- [Page text]
------------------------------------------------
The short answer is, sure, there could be some risk to Trump. One should not necessarily expect there to be an obvious one-to-one correlation, however. After Black Monday in 1987, then-President Ronald Reagan’s Gallup approval rating actually improved to 51 percent from 49 percent two months earlier. The point is not that Black Monday helped Reagan — it probably didn’t — but that whatever effect it had was swamped by other news events, plus whatever random statistical noise there was in the polling average. My past research also suggests that stock market growth has historically been a fairly weak predictor of a president’s odds of being re-elected.
More recent academic research has found that there probably is some relationship between presidential approval ratings and the stock market, however. Furthermore, there’s fairly robust evidence linking overall economic performance to presidential approval.
I’m marginally skeptical of these studies, but only because it’s difficult to separate out the influence of the stock market (or any other economic indicator) from the rest of the economy. The present sell-off aside, there usually is some correlation between the stock market and other measures of economic well-being. The massive stock-market decline in 2008 was indicative of much broader problems with the economy, for example. Studies that take a bunch of highly correlated variables (e.g., the stock market, unemployment, inflation, consumer confidence, etc.) and attempt to correlate them with another variable (e.g., presidential approval) can run into all sorts of methodological problems such as overfitting.
In other words, there are lots of reasons to think there’s a reasonably strong1 relationship between economic performance and presidential popularity. It’s very difficult to say which particular indicators the public cares most about, however. (The approach we take for FiveThirtyEight’s election forecasts, which are partly based on economic data,2 is essentially to average a bunch of economic indicators together — including the S&P 500 — but weigh them equally.)
------------------------------------------------
- [Exercise requirements] Carry on the passage about the stock market and presidential approval, beginning after its final sentence.

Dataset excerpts
------------------------------------------------
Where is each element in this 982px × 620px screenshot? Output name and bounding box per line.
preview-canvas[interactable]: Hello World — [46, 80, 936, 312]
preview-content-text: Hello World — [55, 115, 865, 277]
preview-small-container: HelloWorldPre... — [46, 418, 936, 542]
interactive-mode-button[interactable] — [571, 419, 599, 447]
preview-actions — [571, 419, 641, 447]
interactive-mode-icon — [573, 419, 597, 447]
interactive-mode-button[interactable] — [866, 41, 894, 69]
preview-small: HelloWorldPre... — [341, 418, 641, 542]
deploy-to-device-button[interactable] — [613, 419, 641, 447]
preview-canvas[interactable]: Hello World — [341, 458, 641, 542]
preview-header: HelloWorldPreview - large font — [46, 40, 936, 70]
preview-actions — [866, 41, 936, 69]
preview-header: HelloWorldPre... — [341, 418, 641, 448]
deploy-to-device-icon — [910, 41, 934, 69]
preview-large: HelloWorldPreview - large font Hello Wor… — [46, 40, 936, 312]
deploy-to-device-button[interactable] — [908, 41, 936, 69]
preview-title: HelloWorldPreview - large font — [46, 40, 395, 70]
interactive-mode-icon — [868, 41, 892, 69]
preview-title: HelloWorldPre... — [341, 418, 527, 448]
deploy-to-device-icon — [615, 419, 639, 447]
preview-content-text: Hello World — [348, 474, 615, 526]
------------------------------------------------
- [Result for this exercise]
Moreover, the relative importance of different economic indicators can change from presidency to presidency, based on which ones that politicians and the media are talking about and which have had more visible effects lately. Inflation was a much more salient political topic during the 1970s and 1980s than it is now, for example.
But therein lies the risk to Trump. He has frequently highlighted the stock market — something that President Obama rarely did, by contrast, even though the Dow rose by almost 140 percent during Obama’s two terms in office. If it continues to decline, it will be tough for Trump to dismiss its significance. Nor will he be able to cast doubt on the reliability of the numbers, since the price of a stock is not a government-created statistic and is simply a market price.3
Most presidents avoid talking about the stock market because of its unpredictability and volatility. In an era of algorithmic trading, there’s some relatively minor piece of economic news, and voila! — the Dow can swing by 2,000 points in a few weeks or several hundred points in a day. By contrast, although macroeconomic conditions are not highly predictable at intervals more than about six months in advance — it’s too soon to know quite what the economy will look like at the midterms — we’re at least talking about changes that play out at intervals that span months to years and not days to weeks. U.S. GDP, currently $17.3 trillion, is extraordinarily unlikely to jump to $20.8 trillion or $13.8 trillion next month (a 20 percent increase or decline, respectively). But if the Dow were 20 percent higher or lower a month from today, it wouldn’t be any enormous surprise. Trump should probably stick to bragging about jobs and wage growth, because those numbers have also been pretty good and the gains are more likely to hold.